▶ **WRITTEN EXERCISE**
Find the lines below that contain the string "городской". Copy each one.

[Items from a dataset]
-- START --
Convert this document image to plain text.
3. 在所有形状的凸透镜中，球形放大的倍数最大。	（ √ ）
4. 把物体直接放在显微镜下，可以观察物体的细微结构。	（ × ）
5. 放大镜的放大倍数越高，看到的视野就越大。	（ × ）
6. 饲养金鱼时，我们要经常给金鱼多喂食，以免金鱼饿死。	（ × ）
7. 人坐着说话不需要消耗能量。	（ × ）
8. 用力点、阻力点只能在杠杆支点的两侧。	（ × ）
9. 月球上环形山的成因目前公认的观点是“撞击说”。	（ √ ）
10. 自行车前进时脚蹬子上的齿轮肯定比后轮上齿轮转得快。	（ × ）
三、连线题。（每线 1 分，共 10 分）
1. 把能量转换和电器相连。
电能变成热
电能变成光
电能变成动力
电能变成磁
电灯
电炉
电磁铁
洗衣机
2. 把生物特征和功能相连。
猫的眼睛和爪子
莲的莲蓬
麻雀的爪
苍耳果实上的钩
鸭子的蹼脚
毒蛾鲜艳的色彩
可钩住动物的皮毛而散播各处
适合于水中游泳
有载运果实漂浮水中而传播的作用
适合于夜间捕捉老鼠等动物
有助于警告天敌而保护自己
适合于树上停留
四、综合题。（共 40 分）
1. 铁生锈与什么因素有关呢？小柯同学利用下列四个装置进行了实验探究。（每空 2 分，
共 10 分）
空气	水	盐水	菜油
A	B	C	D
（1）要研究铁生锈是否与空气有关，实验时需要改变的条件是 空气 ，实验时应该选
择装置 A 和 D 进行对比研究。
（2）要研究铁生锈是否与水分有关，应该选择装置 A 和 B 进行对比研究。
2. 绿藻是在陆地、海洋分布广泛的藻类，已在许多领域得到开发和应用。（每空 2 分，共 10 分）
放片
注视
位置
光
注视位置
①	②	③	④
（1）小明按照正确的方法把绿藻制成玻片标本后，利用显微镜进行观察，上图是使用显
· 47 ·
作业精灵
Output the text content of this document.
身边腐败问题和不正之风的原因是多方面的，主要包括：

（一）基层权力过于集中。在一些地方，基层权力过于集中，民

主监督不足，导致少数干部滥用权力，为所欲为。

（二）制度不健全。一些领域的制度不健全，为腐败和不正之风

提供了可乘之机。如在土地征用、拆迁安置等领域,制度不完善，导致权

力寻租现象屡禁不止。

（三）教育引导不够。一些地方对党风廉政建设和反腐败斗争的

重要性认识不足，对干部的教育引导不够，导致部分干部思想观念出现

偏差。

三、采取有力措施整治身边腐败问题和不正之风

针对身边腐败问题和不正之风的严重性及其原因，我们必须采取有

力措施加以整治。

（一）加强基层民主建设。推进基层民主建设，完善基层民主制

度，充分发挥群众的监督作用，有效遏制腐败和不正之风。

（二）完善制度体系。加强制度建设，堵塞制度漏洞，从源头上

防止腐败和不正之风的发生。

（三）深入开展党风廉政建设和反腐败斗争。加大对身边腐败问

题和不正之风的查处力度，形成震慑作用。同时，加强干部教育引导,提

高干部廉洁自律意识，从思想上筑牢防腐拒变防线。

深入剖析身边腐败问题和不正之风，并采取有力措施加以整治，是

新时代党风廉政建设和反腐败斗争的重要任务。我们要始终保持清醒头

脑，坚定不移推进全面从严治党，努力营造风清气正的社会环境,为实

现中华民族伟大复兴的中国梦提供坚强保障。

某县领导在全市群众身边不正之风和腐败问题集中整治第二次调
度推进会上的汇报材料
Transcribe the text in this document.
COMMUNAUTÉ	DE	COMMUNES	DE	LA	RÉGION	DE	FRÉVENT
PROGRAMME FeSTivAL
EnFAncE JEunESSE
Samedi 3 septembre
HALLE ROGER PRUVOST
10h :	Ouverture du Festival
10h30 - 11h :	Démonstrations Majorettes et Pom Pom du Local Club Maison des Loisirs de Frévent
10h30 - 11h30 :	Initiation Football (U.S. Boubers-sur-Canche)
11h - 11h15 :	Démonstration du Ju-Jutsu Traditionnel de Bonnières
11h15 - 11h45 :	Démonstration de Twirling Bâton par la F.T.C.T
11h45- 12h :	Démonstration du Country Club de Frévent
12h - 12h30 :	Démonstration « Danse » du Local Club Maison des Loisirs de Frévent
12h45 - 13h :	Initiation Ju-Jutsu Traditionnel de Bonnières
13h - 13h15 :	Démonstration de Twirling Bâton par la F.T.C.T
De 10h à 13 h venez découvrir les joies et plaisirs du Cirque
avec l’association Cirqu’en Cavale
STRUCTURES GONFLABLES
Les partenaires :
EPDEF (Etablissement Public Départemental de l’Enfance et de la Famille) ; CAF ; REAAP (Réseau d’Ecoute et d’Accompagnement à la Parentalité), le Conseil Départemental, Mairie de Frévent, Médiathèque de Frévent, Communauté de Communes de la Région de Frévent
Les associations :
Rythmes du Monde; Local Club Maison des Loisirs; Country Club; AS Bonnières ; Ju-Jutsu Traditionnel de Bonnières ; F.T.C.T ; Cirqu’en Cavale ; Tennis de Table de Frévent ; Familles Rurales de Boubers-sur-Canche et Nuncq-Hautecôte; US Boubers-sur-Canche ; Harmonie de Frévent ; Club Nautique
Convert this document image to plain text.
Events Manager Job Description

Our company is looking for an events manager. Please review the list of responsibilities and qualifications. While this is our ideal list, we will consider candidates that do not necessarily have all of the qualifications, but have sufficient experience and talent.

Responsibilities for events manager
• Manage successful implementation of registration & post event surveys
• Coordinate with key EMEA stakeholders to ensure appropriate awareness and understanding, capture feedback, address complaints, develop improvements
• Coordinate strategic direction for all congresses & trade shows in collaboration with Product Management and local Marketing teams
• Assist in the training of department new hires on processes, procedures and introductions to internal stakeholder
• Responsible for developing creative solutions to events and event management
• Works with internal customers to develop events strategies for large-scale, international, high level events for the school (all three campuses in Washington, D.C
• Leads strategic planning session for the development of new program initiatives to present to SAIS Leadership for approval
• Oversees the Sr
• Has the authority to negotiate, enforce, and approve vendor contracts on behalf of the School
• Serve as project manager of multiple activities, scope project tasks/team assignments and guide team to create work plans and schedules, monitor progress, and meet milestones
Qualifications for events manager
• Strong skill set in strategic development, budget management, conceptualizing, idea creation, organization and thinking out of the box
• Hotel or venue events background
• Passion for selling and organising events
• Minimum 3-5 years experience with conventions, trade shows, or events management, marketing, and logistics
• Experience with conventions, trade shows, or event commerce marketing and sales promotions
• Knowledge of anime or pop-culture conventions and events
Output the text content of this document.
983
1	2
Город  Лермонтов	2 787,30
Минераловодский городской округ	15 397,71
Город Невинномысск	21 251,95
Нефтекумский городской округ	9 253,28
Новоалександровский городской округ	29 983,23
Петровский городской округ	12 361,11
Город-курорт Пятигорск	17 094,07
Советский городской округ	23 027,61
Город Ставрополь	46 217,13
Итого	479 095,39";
-- END --
▶ **SOLVED EXERCISE**
Минераловодский городской округ	15 397,71
Нефтекумский городской округ	9 253,28
Новоалександровский городской округ	29 983,23
Петровский городской округ	12 361,11
Советский городской округ	23 027,61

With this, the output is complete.